■ Problem description ■
Identify every line below that contains the string "наклонный", and copy each of those lines in full. Case counts when matching.

Items taken from a data source
>>>

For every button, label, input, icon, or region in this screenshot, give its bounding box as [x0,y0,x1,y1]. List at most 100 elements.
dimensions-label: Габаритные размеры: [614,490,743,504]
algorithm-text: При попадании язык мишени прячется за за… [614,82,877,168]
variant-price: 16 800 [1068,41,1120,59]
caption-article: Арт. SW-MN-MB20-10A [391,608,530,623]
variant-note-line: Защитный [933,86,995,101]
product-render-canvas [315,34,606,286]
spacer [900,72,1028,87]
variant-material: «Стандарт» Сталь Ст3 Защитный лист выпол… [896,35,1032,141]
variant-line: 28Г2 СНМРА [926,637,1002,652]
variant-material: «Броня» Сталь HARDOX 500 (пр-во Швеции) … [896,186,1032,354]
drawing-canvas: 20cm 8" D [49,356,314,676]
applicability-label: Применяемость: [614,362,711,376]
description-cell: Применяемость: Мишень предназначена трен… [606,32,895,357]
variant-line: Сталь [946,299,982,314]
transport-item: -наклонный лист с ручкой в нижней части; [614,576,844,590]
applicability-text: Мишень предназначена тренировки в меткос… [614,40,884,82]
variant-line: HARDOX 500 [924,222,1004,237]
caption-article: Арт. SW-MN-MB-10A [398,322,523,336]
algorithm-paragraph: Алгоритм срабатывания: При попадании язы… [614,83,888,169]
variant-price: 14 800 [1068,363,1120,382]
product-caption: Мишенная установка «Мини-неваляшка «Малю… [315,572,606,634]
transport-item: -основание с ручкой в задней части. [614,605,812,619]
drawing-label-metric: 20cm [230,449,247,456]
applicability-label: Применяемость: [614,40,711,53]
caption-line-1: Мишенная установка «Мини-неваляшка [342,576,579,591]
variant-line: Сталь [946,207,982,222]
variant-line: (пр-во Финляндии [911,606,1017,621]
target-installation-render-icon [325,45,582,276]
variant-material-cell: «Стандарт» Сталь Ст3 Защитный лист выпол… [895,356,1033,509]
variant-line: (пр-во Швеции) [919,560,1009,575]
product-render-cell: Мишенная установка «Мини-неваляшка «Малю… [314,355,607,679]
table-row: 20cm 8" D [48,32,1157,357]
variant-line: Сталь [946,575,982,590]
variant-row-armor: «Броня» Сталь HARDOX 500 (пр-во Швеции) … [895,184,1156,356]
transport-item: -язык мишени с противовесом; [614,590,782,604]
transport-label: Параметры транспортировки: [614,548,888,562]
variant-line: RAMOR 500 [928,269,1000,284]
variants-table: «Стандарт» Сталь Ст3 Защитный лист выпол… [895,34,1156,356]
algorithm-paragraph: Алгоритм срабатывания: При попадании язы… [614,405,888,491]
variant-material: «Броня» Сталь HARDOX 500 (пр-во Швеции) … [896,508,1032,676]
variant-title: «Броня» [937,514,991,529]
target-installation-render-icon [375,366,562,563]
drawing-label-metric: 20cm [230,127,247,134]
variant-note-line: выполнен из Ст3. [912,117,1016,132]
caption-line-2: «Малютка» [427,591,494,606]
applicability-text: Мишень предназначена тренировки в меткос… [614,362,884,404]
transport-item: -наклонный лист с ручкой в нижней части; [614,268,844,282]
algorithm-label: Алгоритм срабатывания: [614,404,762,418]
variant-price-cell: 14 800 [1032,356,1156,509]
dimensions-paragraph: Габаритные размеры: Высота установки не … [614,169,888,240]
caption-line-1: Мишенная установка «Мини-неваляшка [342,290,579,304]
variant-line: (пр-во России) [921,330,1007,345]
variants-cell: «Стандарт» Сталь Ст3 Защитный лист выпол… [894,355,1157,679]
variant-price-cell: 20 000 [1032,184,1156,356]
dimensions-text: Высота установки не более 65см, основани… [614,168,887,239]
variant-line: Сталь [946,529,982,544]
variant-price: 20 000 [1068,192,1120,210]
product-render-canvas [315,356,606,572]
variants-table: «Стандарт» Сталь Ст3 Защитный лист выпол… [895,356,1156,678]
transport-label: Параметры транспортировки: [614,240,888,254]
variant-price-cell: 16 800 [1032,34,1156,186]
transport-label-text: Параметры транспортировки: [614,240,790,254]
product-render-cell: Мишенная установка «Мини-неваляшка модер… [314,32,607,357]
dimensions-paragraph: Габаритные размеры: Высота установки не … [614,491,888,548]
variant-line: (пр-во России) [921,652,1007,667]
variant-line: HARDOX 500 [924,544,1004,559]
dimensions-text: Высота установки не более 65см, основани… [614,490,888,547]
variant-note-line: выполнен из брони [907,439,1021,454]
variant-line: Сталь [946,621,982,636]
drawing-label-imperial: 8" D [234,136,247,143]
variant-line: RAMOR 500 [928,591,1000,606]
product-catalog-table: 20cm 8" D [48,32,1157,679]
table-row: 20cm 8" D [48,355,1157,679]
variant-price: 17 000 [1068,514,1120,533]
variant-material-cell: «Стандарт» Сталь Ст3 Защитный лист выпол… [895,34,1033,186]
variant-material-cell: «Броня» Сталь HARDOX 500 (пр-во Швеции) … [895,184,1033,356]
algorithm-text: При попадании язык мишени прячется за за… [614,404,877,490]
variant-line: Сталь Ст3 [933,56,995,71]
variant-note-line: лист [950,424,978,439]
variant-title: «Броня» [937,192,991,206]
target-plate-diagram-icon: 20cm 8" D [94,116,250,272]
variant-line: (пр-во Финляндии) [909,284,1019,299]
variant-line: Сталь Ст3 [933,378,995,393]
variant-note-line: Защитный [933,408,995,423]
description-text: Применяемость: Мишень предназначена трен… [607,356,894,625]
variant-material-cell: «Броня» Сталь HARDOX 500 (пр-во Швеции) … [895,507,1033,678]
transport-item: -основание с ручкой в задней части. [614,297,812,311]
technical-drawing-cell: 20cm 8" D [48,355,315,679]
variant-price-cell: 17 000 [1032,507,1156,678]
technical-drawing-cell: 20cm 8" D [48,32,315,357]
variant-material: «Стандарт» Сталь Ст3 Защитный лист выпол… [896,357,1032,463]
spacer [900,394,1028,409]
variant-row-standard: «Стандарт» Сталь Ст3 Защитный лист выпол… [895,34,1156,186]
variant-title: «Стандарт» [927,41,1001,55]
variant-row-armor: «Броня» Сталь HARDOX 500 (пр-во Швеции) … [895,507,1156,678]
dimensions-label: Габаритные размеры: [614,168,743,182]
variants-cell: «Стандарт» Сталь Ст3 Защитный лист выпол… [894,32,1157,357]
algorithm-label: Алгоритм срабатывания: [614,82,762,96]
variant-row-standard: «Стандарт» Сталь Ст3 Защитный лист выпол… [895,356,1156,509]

<<<

■ Output ■
transport-item: -наклонный лист с ручкой в нижней части; [614,576,844,590]
transport-item: -наклонный лист с ручкой в нижней части; [614,268,844,282]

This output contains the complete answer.